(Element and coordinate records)

________

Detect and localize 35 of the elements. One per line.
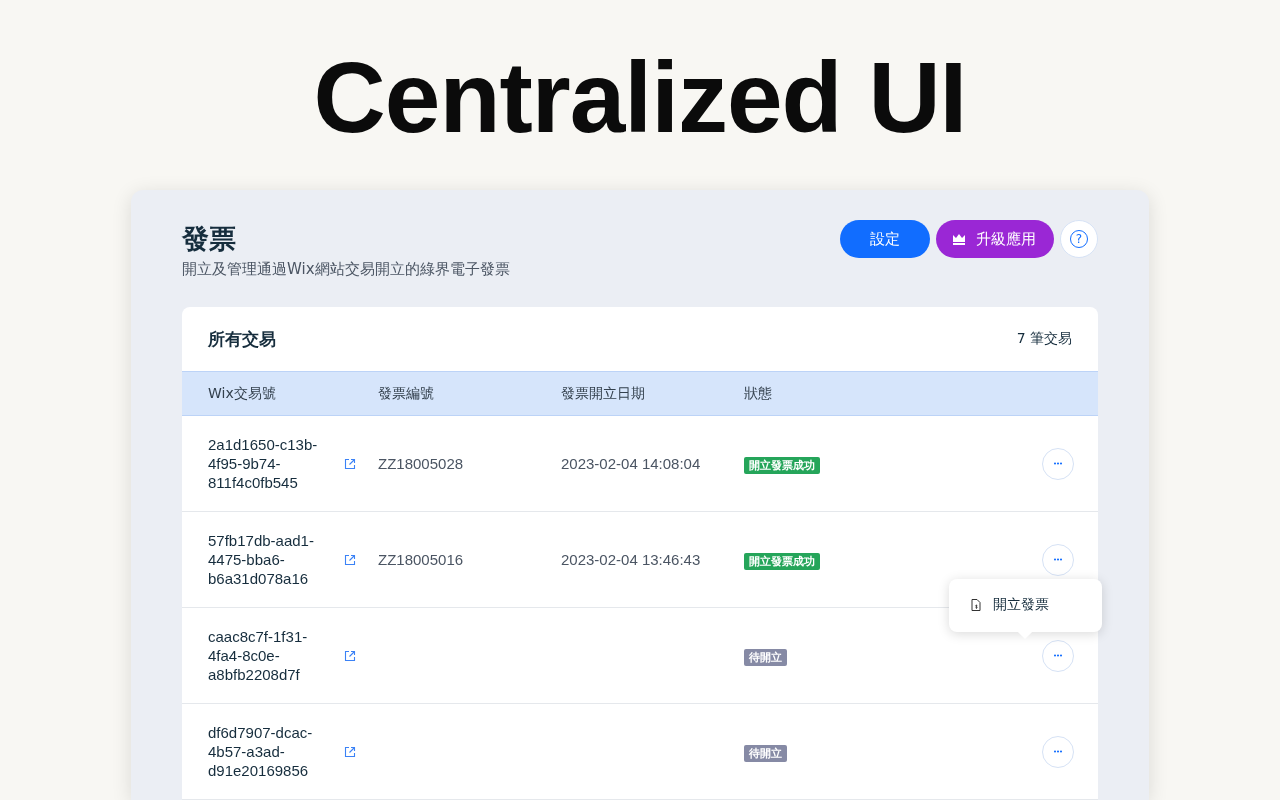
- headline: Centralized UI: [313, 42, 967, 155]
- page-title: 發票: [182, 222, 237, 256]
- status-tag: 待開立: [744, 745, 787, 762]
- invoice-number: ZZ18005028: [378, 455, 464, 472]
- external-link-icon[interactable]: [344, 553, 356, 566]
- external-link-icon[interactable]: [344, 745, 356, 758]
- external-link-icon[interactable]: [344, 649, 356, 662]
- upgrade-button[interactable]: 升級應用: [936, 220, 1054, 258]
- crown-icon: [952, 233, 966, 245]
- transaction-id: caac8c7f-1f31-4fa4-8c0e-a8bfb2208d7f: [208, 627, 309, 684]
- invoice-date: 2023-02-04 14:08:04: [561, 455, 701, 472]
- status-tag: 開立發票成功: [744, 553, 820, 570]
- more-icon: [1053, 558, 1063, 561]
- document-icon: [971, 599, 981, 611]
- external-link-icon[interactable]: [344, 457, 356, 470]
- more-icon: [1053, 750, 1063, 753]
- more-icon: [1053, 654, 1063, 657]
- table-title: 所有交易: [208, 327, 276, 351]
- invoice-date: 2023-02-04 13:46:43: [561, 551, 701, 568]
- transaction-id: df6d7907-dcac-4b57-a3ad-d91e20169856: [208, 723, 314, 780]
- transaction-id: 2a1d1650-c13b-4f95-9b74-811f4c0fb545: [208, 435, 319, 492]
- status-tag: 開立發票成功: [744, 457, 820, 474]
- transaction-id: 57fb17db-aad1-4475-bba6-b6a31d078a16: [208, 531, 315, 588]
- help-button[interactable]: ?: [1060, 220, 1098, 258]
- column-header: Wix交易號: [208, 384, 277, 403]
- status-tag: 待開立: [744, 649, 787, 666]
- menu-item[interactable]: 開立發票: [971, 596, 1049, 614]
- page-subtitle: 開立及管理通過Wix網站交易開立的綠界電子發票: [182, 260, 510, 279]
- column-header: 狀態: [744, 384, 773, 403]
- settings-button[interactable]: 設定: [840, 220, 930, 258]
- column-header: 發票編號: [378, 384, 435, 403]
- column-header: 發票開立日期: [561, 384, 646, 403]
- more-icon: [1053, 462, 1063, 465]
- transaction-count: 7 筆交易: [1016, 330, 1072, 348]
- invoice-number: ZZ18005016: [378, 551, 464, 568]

________

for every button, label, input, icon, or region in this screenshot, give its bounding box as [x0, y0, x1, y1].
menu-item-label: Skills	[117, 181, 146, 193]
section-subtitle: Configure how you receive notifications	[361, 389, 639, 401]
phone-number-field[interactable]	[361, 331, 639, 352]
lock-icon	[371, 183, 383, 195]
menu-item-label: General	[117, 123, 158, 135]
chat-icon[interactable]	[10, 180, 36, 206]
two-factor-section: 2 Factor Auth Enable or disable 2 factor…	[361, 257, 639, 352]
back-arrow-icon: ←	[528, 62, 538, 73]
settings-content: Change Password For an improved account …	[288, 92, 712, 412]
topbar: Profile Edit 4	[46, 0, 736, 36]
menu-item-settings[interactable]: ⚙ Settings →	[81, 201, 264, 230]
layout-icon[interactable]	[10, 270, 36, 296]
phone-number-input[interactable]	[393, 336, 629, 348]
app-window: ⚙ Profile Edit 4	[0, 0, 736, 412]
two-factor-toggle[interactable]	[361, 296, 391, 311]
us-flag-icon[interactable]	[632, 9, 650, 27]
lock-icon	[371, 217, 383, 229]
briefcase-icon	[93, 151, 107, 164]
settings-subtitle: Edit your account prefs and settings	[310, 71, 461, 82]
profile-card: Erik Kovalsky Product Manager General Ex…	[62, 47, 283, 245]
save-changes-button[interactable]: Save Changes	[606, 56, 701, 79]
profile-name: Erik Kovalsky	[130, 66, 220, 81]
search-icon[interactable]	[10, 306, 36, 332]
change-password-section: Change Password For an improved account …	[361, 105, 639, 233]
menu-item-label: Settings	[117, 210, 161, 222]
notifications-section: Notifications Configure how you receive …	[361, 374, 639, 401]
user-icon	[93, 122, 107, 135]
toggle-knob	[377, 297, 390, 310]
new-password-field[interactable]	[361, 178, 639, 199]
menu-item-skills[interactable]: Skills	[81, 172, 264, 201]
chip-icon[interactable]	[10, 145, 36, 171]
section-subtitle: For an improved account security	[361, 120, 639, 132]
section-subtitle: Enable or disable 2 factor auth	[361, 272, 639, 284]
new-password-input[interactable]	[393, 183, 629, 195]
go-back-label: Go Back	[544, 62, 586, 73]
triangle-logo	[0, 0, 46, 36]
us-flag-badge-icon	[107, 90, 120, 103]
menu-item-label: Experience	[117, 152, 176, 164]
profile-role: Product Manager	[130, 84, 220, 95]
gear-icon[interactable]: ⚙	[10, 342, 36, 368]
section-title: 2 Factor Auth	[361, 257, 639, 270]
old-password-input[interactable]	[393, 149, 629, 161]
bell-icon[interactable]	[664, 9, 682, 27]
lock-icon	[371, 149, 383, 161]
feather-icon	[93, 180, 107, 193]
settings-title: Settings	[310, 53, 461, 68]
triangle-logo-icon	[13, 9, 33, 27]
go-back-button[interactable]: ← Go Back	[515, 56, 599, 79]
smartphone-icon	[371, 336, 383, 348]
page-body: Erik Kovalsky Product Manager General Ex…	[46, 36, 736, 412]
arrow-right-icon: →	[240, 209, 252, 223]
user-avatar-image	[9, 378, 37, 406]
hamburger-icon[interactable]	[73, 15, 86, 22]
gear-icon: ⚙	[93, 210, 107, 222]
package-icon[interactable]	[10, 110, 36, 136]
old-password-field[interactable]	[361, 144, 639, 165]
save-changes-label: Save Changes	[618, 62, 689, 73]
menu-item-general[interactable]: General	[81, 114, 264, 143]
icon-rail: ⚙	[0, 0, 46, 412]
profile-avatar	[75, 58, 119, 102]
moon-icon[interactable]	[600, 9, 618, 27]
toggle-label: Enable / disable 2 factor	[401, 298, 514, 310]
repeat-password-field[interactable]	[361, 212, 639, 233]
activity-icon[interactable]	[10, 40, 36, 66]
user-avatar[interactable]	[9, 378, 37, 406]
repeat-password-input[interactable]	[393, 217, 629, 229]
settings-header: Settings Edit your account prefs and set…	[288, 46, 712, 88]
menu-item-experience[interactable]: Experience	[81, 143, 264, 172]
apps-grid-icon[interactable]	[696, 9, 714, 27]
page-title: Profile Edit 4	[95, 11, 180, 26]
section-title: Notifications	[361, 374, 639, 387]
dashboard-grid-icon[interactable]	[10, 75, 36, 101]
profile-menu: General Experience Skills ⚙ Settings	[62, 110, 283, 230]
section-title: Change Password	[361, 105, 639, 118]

________

WRITTEN PROBLEM ▸ Quote verbatim the lines of the records that begin with the line containing "- headline: Centralized" and end with the line containing "- external-link-icon[interactable]: [344, 553, 356, 566]", including both of those lines.

WRITTEN RESPONSE ▸
- headline: Centralized UI: [313, 42, 967, 155]
- page-title: 發票: [182, 222, 237, 256]
- status-tag: 待開立: [744, 745, 787, 762]
- invoice-number: ZZ18005028: [378, 455, 464, 472]
- external-link-icon[interactable]: [344, 553, 356, 566]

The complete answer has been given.